EXERCISE OBJECTIVE: Write out all of the entries exactly as given.

'''

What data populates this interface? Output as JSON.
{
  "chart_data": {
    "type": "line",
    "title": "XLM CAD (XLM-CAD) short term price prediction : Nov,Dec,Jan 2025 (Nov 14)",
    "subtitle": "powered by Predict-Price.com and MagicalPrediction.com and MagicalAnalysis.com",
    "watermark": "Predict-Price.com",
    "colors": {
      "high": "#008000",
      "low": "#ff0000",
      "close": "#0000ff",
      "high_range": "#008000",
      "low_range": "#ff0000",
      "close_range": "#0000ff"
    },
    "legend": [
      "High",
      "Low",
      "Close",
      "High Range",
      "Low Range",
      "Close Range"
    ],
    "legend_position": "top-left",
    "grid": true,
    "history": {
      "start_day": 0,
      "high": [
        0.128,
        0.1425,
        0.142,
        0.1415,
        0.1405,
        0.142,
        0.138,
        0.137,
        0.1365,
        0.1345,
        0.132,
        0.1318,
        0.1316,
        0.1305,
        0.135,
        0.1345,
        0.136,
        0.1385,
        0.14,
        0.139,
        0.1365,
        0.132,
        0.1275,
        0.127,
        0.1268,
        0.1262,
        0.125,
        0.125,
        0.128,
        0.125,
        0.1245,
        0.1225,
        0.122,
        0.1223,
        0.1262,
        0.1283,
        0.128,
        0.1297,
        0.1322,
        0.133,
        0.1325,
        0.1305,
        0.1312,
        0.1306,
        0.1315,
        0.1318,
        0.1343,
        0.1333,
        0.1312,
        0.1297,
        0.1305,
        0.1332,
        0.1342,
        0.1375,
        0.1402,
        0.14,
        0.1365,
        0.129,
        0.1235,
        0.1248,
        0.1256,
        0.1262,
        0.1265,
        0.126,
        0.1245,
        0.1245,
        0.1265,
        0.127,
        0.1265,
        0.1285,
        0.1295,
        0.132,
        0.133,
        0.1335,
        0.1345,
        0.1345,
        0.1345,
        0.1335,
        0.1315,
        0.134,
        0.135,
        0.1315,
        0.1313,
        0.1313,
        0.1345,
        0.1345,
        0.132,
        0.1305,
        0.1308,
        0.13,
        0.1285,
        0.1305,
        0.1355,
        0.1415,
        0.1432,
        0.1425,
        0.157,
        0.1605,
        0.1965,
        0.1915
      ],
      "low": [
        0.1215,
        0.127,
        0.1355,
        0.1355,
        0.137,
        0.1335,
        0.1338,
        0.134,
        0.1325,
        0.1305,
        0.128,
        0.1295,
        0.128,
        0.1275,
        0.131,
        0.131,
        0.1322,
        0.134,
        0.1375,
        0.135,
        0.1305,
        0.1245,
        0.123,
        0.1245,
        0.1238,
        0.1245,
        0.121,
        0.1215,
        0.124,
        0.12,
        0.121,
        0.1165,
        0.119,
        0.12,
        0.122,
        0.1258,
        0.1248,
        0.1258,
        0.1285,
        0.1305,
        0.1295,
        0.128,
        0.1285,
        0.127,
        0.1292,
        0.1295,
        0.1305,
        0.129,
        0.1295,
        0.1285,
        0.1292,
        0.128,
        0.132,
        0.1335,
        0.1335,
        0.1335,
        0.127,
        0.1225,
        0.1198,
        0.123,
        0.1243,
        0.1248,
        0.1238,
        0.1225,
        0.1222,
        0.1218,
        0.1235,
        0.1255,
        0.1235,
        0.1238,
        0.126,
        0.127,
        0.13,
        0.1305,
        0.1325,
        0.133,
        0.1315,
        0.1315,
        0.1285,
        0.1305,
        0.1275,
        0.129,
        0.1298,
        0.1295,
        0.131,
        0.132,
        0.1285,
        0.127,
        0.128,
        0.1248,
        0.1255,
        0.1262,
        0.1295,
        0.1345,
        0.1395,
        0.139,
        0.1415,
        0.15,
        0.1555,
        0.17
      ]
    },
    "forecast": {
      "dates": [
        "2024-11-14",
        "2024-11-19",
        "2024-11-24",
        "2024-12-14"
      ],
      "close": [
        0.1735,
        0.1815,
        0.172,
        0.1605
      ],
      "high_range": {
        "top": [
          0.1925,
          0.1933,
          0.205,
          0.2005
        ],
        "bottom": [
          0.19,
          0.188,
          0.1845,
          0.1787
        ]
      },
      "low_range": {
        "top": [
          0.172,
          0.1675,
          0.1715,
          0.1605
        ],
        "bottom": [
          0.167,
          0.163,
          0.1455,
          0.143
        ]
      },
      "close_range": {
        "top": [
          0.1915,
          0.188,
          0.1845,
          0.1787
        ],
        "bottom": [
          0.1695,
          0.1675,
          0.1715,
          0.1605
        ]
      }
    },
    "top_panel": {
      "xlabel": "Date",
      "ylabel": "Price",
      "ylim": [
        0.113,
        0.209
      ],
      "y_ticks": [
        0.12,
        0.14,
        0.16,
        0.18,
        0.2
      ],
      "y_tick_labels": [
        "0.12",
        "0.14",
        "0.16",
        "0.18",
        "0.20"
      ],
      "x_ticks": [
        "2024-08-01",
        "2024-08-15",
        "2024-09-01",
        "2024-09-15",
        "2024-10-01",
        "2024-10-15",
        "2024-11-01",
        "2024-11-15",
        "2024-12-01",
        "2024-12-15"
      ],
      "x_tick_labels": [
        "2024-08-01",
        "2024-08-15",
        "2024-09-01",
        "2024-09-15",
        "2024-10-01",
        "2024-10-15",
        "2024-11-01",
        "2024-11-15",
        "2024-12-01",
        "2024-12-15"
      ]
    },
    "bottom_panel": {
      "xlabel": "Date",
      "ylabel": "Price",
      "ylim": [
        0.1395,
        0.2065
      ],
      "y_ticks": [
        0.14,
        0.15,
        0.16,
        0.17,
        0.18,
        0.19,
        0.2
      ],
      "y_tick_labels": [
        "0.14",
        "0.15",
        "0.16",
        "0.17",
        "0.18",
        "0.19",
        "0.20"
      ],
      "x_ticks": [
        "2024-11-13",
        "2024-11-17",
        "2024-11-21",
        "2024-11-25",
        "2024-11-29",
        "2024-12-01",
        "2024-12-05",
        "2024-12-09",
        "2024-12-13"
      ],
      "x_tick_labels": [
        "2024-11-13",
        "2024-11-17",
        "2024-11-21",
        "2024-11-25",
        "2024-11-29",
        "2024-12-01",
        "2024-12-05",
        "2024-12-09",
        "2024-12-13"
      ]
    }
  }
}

'''

CORRECT OUTPUT:
What data populates this interface? Output as JSON.
{
  "chart_data": {
    "type": "line",
    "title": "XLM CAD (XLM-CAD) short term price prediction : Nov,Dec,Jan 2025 (Nov 14)",
    "subtitle": "powered by Predict-Price.com and MagicalPrediction.com and MagicalAnalysis.com",
    "watermark": "Predict-Price.com",
    "colors": {
      "high": "#008000",
      "low": "#ff0000",
      "close": "#0000ff",
      "high_range": "#008000",
      "low_range": "#ff0000",
      "close_range": "#0000ff"
    },
    "legend": [
      "High",
      "Low",
      "Close",
      "High Range",
      "Low Range",
      "Close Range"
    ],
    "legend_position": "top-left",
    "grid": true,
    "history": {
      "start_day": 0,
      "high": [
        0.128,
        0.1425,
        0.142,
        0.1415,
        0.1405,
        0.142,
        0.138,
        0.137,
        0.1365,
        0.1345,
        0.132,
        0.1318,
        0.1316,
        0.1305,
        0.135,
        0.1345,
        0.136,
        0.1385,
        0.14,
        0.139,
        0.1365,
        0.132,
        0.1275,
        0.127,
        0.1268,
        0.1262,
        0.125,
        0.125,
        0.128,
        0.125,
        0.1245,
        0.1225,
        0.122,
        0.1223,
        0.1262,
        0.1283,
        0.128,
        0.1297,
        0.1322,
        0.133,
        0.1325,
        0.1305,
        0.1312,
        0.1306,
        0.1315,
        0.1318,
        0.1343,
        0.1333,
        0.1312,
        0.1297,
        0.1305,
        0.1332,
        0.1342,
        0.1375,
        0.1402,
        0.14,
        0.1365,
        0.129,
        0.1235,
        0.1248,
        0.1256,
        0.1262,
        0.1265,
        0.126,
        0.1245,
        0.1245,
        0.1265,
        0.127,
        0.1265,
        0.1285,
        0.1295,
        0.132,
        0.133,
        0.1335,
        0.1345,
        0.1345,
        0.1345,
        0.1335,
        0.1315,
        0.134,
        0.135,
        0.1315,
        0.1313,
        0.1313,
        0.1345,
        0.1345,
        0.132,
        0.1305,
        0.1308,
        0.13,
        0.1285,
        0.1305,
        0.1355,
        0.1415,
        0.1432,
        0.1425,
        0.157,
        0.1605,
        0.1965,
        0.1915
      ],
      "low": [
        0.1215,
        0.127,
        0.1355,
        0.1355,
        0.137,
        0.1335,
        0.1338,
        0.134,
        0.1325,
        0.1305,
        0.128,
        0.1295,
        0.128,
        0.1275,
        0.131,
        0.131,
        0.1322,
        0.134,
        0.1375,
        0.135,
        0.1305,
        0.1245,
        0.123,
        0.1245,
        0.1238,
        0.1245,
        0.121,
        0.1215,
        0.124,
        0.12,
        0.121,
        0.1165,
        0.119,
        0.12,
        0.122,
        0.1258,
        0.1248,
        0.1258,
        0.1285,
        0.1305,
        0.1295,
        0.128,
        0.1285,
        0.127,
        0.1292,
        0.1295,
        0.1305,
        0.129,
        0.1295,
        0.1285,
        0.1292,
        0.128,
        0.132,
        0.1335,
        0.1335,
        0.1335,
        0.127,
        0.1225,
        0.1198,
        0.123,
        0.1243,
        0.1248,
        0.1238,
        0.1225,
        0.1222,
        0.1218,
        0.1235,
        0.1255,
        0.1235,
        0.1238,
        0.126,
        0.127,
        0.13,
        0.1305,
        0.1325,
        0.133,
        0.1315,
        0.1315,
        0.1285,
        0.1305,
        0.1275,
        0.129,
        0.1298,
        0.1295,
        0.131,
        0.132,
        0.1285,
        0.127,
        0.128,
        0.1248,
        0.1255,
        0.1262,
        0.1295,
        0.1345,
        0.1395,
        0.139,
        0.1415,
        0.15,
        0.1555,
        0.17
      ]
    },
    "forecast": {
      "dates": [
        "2024-11-14",
        "2024-11-19",
        "2024-11-24",
        "2024-12-14"
      ],
      "close": [
        0.1735,
        0.1815,
        0.172,
        0.1605
      ],
      "high_range": {
        "top": [
          0.1925,
          0.1933,
          0.205,
          0.2005
        ],
        "bottom": [
          0.19,
          0.188,
          0.1845,
          0.1787
        ]
      },
      "low_range": {
        "top": [
          0.172,
          0.1675,
          0.1715,
          0.1605
        ],
        "bottom": [
          0.167,
          0.163,
          0.1455,
          0.143
        ]
      },
      "close_range": {
        "top": [
          0.1915,
          0.188,
          0.1845,
          0.1787
        ],
        "bottom": [
          0.1695,
          0.1675,
          0.1715,
          0.1605
        ]
      }
    },
    "top_panel": {
      "xlabel": "Date",
      "ylabel": "Price",
      "ylim": [
        0.113,
        0.209
      ],
      "y_ticks": [
        0.12,
        0.14,
        0.16,
        0.18,
        0.2
      ],
      "y_tick_labels": [
        "0.12",
        "0.14",
        "0.16",
        "0.18",
        "0.20"
      ],
      "x_ticks": [
        "2024-08-01",
        "2024-08-15",
        "2024-09-01",
        "2024-09-15",
        "2024-10-01",
        "2024-10-15",
        "2024-11-01",
        "2024-11-15",
        "2024-12-01",
        "2024-12-15"
      ],
      "x_tick_labels": [
        "2024-08-01",
        "2024-08-15",
        "2024-09-01",
        "2024-09-15",
        "2024-10-01",
        "2024-10-15",
        "2024-11-01",
        "2024-11-15",
        "2024-12-01",
        "2024-12-15"
      ]
    },
    "bottom_panel": {
      "xlabel": "Date",
      "ylabel": "Price",
      "ylim": [
        0.1395,
        0.2065
      ],
      "y_ticks": [
        0.14,
        0.15,
        0.16,
        0.17,
        0.18,
        0.19,
        0.2
      ],
      "y_tick_labels": [
        "0.14",
        "0.15",
        "0.16",
        "0.17",
        "0.18",
        "0.19",
        "0.20"
      ],
      "x_ticks": [
        "2024-11-13",
        "2024-11-17",
        "2024-11-21",
        "2024-11-25",
        "2024-11-29",
        "2024-12-01",
        "2024-12-05",
        "2024-12-09",
        "2024-12-13"
      ],
      "x_tick_labels": [
        "2024-11-13",
        "2024-11-17",
        "2024-11-21",
        "2024-11-25",
        "2024-11-29",
        "2024-12-01",
        "2024-12-05",
        "2024-12-09",
        "2024-12-13"
      ]
    }
  }
}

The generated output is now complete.